• **What is asked**:
The records should be repeated word for word, pictures excluded.

• **Records for the exercise**:
□ □ □ □ □ □ □
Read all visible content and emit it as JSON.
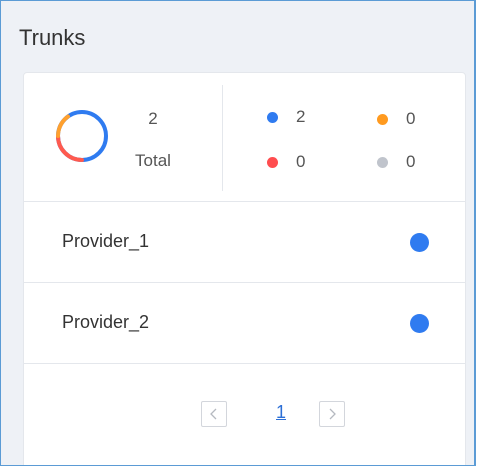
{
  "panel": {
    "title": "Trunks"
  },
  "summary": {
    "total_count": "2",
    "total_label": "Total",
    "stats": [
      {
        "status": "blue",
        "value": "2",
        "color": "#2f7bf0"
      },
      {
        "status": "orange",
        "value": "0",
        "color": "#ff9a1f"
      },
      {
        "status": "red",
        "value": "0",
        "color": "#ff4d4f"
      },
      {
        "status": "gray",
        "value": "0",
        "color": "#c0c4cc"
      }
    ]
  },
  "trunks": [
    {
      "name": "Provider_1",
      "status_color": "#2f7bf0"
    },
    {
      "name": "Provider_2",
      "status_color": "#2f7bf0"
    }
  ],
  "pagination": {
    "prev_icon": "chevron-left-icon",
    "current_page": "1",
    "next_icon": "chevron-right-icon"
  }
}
□ □ □ □ □ □ □
• **Reply**:
Read all visible content and emit it as JSON.
{
  "panel": {
    "title": "Trunks"
  },
  "summary": {
    "total_count": "2",
    "total_label": "Total",
    "stats": [
      {
        "status": "blue",
        "value": "2",
        "color": "#2f7bf0"
      },
      {
        "status": "orange",
        "value": "0",
        "color": "#ff9a1f"
      },
      {
        "status": "red",
        "value": "0",
        "color": "#ff4d4f"
      },
      {
        "status": "gray",
        "value": "0",
        "color": "#c0c4cc"
      }
    ]
  },
  "trunks": [
    {
      "name": "Provider_1",
      "status_color": "#2f7bf0"
    },
    {
      "name": "Provider_2",
      "status_color": "#2f7bf0"
    }
  ],
  "pagination": {
    "prev_icon": "chevron-left-icon",
    "current_page": "1",
    "next_icon": "chevron-right-icon"
  }
}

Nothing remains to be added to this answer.